Task objective
Copy each line of the data below exactly, leaving out pictures.

Information given
======
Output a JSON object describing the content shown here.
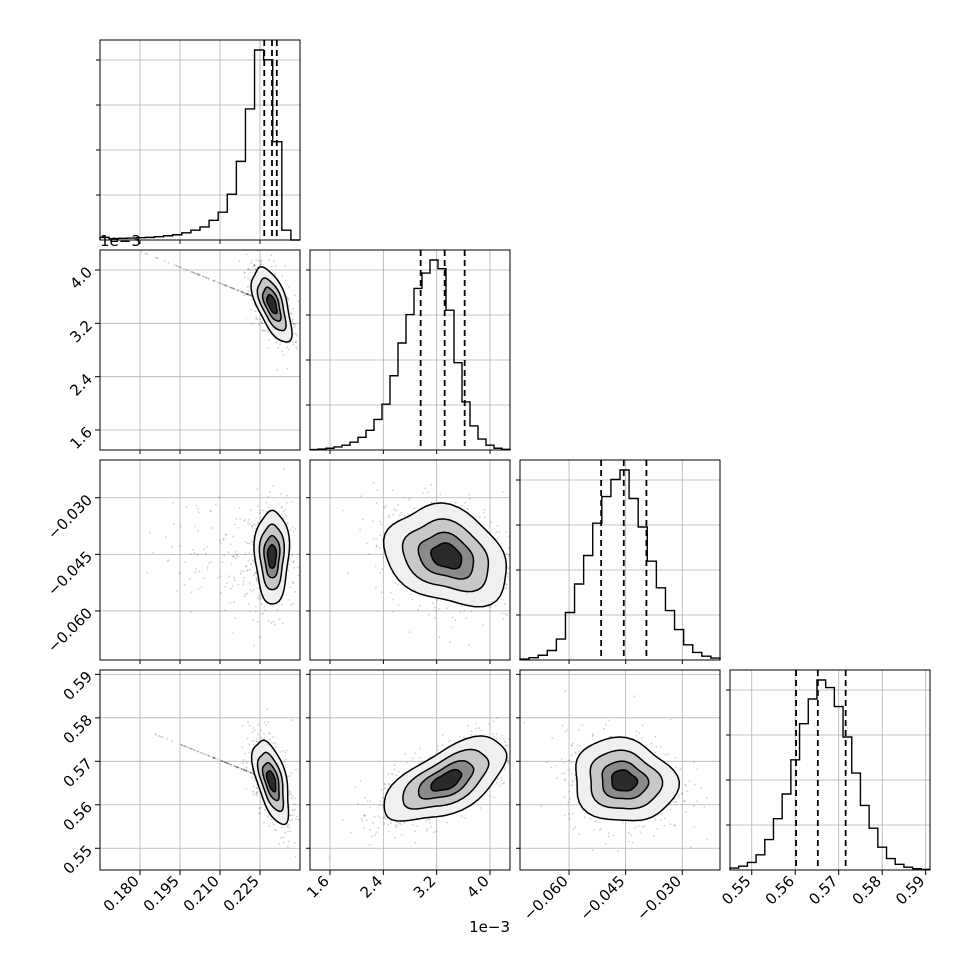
{
  "chart_data": {
    "type": "corner",
    "dimensions": [
      {
        "index": 0,
        "range": [
          0.165,
          0.24
        ],
        "ticks": [
          0.18,
          0.195,
          0.21,
          0.225
        ],
        "tick_labels": [
          "0.180",
          "0.195",
          "0.210",
          "0.225"
        ],
        "offset_label": ""
      },
      {
        "index": 1,
        "range": [
          1.3,
          4.3
        ],
        "ticks": [
          1.6,
          2.4,
          3.2,
          4.0
        ],
        "tick_labels": [
          "1.6",
          "2.4",
          "3.2",
          "4.0"
        ],
        "offset_label": "1e−3"
      },
      {
        "index": 2,
        "range": [
          -0.073,
          -0.02
        ],
        "ticks": [
          -0.06,
          -0.045,
          -0.03
        ],
        "tick_labels": [
          "−0.060",
          "−0.045",
          "−0.030"
        ],
        "offset_label": ""
      },
      {
        "index": 3,
        "range": [
          0.545,
          0.591
        ],
        "ticks": [
          0.55,
          0.56,
          0.57,
          0.58,
          0.59
        ],
        "tick_labels": [
          "0.55",
          "0.56",
          "0.57",
          "0.58",
          "0.59"
        ],
        "offset_label": ""
      }
    ],
    "histograms": [
      {
        "dim": 0,
        "edges_range": [
          0.165,
          0.24
        ],
        "counts": [
          0.8,
          0.4,
          0.5,
          0.6,
          0.7,
          0.8,
          1,
          1.3,
          1.6,
          2.2,
          3,
          4,
          6,
          8.5,
          14,
          24,
          40,
          58,
          55,
          30,
          3,
          0
        ],
        "quantiles": [
          0.2266,
          0.2295,
          0.2313
        ]
      },
      {
        "dim": 1,
        "edges_range": [
          1.3,
          4.3
        ],
        "counts": [
          0.2,
          0.4,
          0.8,
          1.4,
          2.2,
          3.6,
          5.8,
          9,
          14,
          21,
          34,
          49,
          62,
          74,
          81,
          87,
          83,
          64,
          40,
          22,
          11,
          5,
          2.2,
          0.8,
          0.3
        ],
        "quantiles": [
          2.96,
          3.32,
          3.62
        ]
      },
      {
        "dim": 2,
        "edges_range": [
          -0.073,
          -0.02
        ],
        "counts": [
          0.5,
          1.2,
          2.5,
          5,
          11,
          25,
          40,
          55,
          72,
          86,
          95,
          100,
          85,
          70,
          52,
          38,
          26,
          16,
          8,
          4,
          2,
          1
        ],
        "quantiles": [
          -0.0515,
          -0.0455,
          -0.0395
        ]
      },
      {
        "dim": 3,
        "edges_range": [
          0.545,
          0.591
        ],
        "counts": [
          1,
          2,
          4,
          8,
          16,
          27,
          40,
          58,
          77,
          90,
          100,
          96,
          86,
          70,
          51,
          34,
          22,
          12,
          6,
          3,
          1.5,
          0.7,
          0.3
        ],
        "quantiles": [
          0.5602,
          0.5652,
          0.5716
        ]
      },
      {
        "note": "hist y-axis unlabeled"
      }
    ],
    "scatter_pairs": [
      {
        "row": 1,
        "col": 0,
        "center": [
          0.2295,
          3.49
        ],
        "sd": [
          0.0037,
          0.28
        ],
        "rho": -0.6
      },
      {
        "row": 2,
        "col": 0,
        "center": [
          0.2295,
          -0.0455
        ],
        "sd": [
          0.0032,
          0.0062
        ],
        "rho": 0.0
      },
      {
        "row": 2,
        "col": 1,
        "center": [
          3.35,
          -0.0455
        ],
        "sd": [
          0.46,
          0.0066
        ],
        "rho": -0.25
      },
      {
        "row": 3,
        "col": 0,
        "center": [
          0.2293,
          0.5655
        ],
        "sd": [
          0.0034,
          0.0048
        ],
        "rho": -0.55
      },
      {
        "row": 3,
        "col": 1,
        "center": [
          3.35,
          0.5655
        ],
        "sd": [
          0.46,
          0.0048
        ],
        "rho": 0.6
      },
      {
        "row": 3,
        "col": 2,
        "center": [
          -0.0455,
          0.5655
        ],
        "sd": [
          0.0068,
          0.0048
        ],
        "rho": -0.1
      }
    ],
    "grid": true
  }
}
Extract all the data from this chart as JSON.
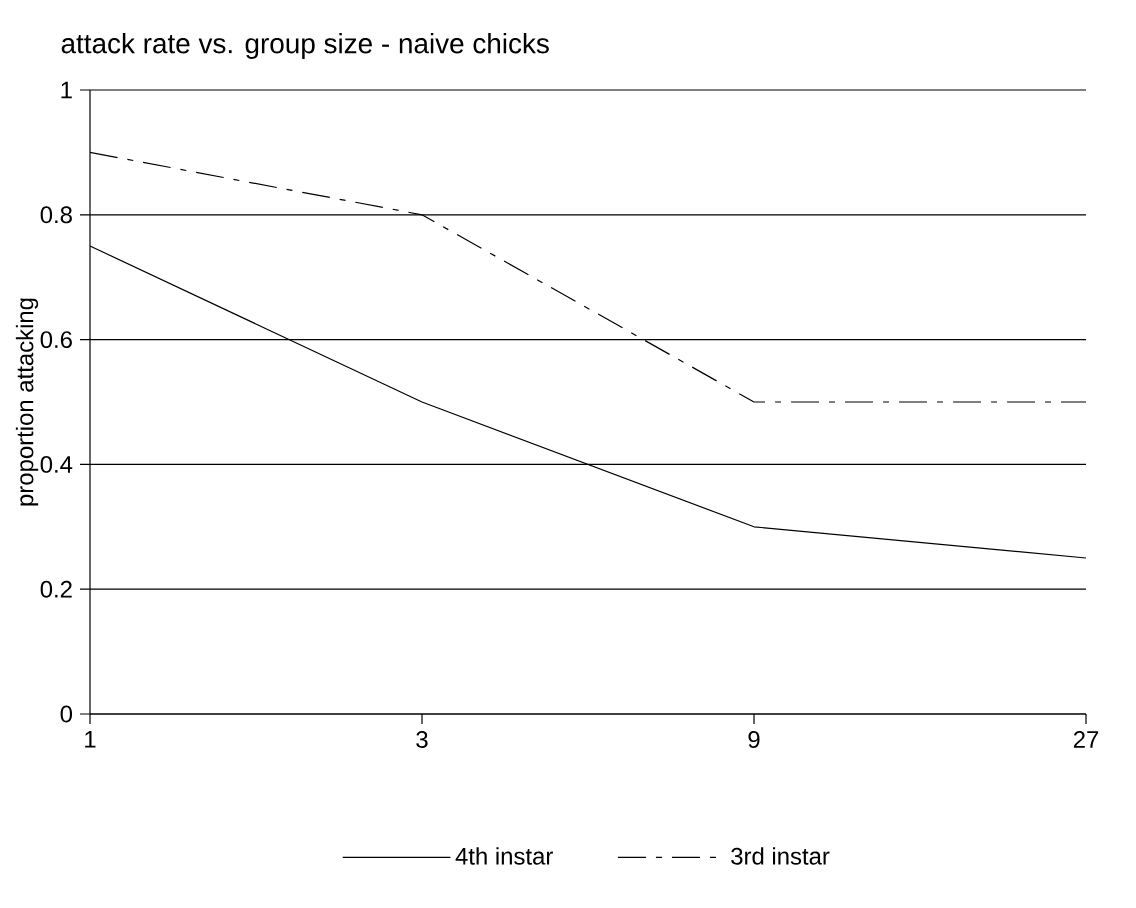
{
  "chart_data": {
    "type": "line",
    "title": "attack rate vs. group size - naive chicks",
    "ylabel": "proportion attacking",
    "categories": [
      "1",
      "3",
      "9",
      "27"
    ],
    "series": [
      {
        "name": "4th instar",
        "color": "#000000",
        "line_style": "solid",
        "values": [
          0.75,
          0.5,
          0.3,
          0.25
        ]
      },
      {
        "name": "3rd instar",
        "color": "#000000",
        "line_style": "dashed",
        "values": [
          0.9,
          0.8,
          0.5,
          0.5
        ]
      }
    ],
    "ylim": [
      0,
      1
    ],
    "yticks": [
      0,
      0.2,
      0.4,
      0.6,
      0.8,
      1
    ],
    "grid": "y",
    "legend": "bottom",
    "marker": "none"
  }
}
======
Completed task
Output a JSON object describing the content shown here.
{
  "chart_data": {
    "type": "corner",
    "dimensions": [
      {
        "index": 0,
        "range": [
          0.165,
          0.24
        ],
        "ticks": [
          0.18,
          0.195,
          0.21,
          0.225
        ],
        "tick_labels": [
          "0.180",
          "0.195",
          "0.210",
          "0.225"
        ],
        "offset_label": ""
      },
      {
        "index": 1,
        "range": [
          1.3,
          4.3
        ],
        "ticks": [
          1.6,
          2.4,
          3.2,
          4.0
        ],
        "tick_labels": [
          "1.6",
          "2.4",
          "3.2",
          "4.0"
        ],
        "offset_label": "1e−3"
      },
      {
        "index": 2,
        "range": [
          -0.073,
          -0.02
        ],
        "ticks": [
          -0.06,
          -0.045,
          -0.03
        ],
        "tick_labels": [
          "−0.060",
          "−0.045",
          "−0.030"
        ],
        "offset_label": ""
      },
      {
        "index": 3,
        "range": [
          0.545,
          0.591
        ],
        "ticks": [
          0.55,
          0.56,
          0.57,
          0.58,
          0.59
        ],
        "tick_labels": [
          "0.55",
          "0.56",
          "0.57",
          "0.58",
          "0.59"
        ],
        "offset_label": ""
      }
    ],
    "histograms": [
      {
        "dim": 0,
        "edges_range": [
          0.165,
          0.24
        ],
        "counts": [
          0.8,
          0.4,
          0.5,
          0.6,
          0.7,
          0.8,
          1,
          1.3,
          1.6,
          2.2,
          3,
          4,
          6,
          8.5,
          14,
          24,
          40,
          58,
          55,
          30,
          3,
          0
        ],
        "quantiles": [
          0.2266,
          0.2295,
          0.2313
        ]
      },
      {
        "dim": 1,
        "edges_range": [
          1.3,
          4.3
        ],
        "counts": [
          0.2,
          0.4,
          0.8,
          1.4,
          2.2,
          3.6,
          5.8,
          9,
          14,
          21,
          34,
          49,
          62,
          74,
          81,
          87,
          83,
          64,
          40,
          22,
          11,
          5,
          2.2,
          0.8,
          0.3
        ],
        "quantiles": [
          2.96,
          3.32,
          3.62
        ]
      },
      {
        "dim": 2,
        "edges_range": [
          -0.073,
          -0.02
        ],
        "counts": [
          0.5,
          1.2,
          2.5,
          5,
          11,
          25,
          40,
          55,
          72,
          86,
          95,
          100,
          85,
          70,
          52,
          38,
          26,
          16,
          8,
          4,
          2,
          1
        ],
        "quantiles": [
          -0.0515,
          -0.0455,
          -0.0395
        ]
      },
      {
        "dim": 3,
        "edges_range": [
          0.545,
          0.591
        ],
        "counts": [
          1,
          2,
          4,
          8,
          16,
          27,
          40,
          58,
          77,
          90,
          100,
          96,
          86,
          70,
          51,
          34,
          22,
          12,
          6,
          3,
          1.5,
          0.7,
          0.3
        ],
        "quantiles": [
          0.5602,
          0.5652,
          0.5716
        ]
      },
      {
        "note": "hist y-axis unlabeled"
      }
    ],
    "scatter_pairs": [
      {
        "row": 1,
        "col": 0,
        "center": [
          0.2295,
          3.49
        ],
        "sd": [
          0.0037,
          0.28
        ],
        "rho": -0.6
      },
      {
        "row": 2,
        "col": 0,
        "center": [
          0.2295,
          -0.0455
        ],
        "sd": [
          0.0032,
          0.0062
        ],
        "rho": 0.0
      },
      {
        "row": 2,
        "col": 1,
        "center": [
          3.35,
          -0.0455
        ],
        "sd": [
          0.46,
          0.0066
        ],
        "rho": -0.25
      },
      {
        "row": 3,
        "col": 0,
        "center": [
          0.2293,
          0.5655
        ],
        "sd": [
          0.0034,
          0.0048
        ],
        "rho": -0.55
      },
      {
        "row": 3,
        "col": 1,
        "center": [
          3.35,
          0.5655
        ],
        "sd": [
          0.46,
          0.0048
        ],
        "rho": 0.6
      },
      {
        "row": 3,
        "col": 2,
        "center": [
          -0.0455,
          0.5655
        ],
        "sd": [
          0.0068,
          0.0048
        ],
        "rho": -0.1
      }
    ],
    "grid": true
  }
}
Extract all the data from this chart as JSON.
{
  "chart_data": {
    "type": "line",
    "title": "attack rate vs. group size - naive chicks",
    "ylabel": "proportion attacking",
    "categories": [
      "1",
      "3",
      "9",
      "27"
    ],
    "series": [
      {
        "name": "4th instar",
        "color": "#000000",
        "line_style": "solid",
        "values": [
          0.75,
          0.5,
          0.3,
          0.25
        ]
      },
      {
        "name": "3rd instar",
        "color": "#000000",
        "line_style": "dashed",
        "values": [
          0.9,
          0.8,
          0.5,
          0.5
        ]
      }
    ],
    "ylim": [
      0,
      1
    ],
    "yticks": [
      0,
      0.2,
      0.4,
      0.6,
      0.8,
      1
    ],
    "grid": "y",
    "legend": "bottom",
    "marker": "none"
  }
}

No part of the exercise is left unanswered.